Some records
-*-

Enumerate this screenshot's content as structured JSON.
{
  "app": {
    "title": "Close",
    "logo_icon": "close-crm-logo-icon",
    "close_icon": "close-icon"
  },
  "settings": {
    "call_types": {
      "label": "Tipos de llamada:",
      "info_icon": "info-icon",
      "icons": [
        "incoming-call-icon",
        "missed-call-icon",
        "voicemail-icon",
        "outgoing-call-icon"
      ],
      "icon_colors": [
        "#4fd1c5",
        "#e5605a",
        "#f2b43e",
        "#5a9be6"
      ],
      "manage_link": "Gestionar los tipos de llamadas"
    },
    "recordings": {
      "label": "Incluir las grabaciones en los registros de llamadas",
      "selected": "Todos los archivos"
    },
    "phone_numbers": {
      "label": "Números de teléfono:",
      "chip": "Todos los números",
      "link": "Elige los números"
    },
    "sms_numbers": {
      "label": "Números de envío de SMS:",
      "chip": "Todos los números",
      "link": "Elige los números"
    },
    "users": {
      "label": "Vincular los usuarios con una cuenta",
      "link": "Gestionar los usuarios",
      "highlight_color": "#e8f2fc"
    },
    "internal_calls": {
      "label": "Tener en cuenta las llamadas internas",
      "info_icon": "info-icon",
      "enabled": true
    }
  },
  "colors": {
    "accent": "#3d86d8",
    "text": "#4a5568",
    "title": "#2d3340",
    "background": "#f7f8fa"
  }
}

-*-

(TASK DESCRIPTION):
Identify each line in the entries with the word "Gestionar" and copy it.

(OUTPUT):
      "manage_link": "Gestionar los tipos de llamadas"
      "link": "Gestionar los usuarios",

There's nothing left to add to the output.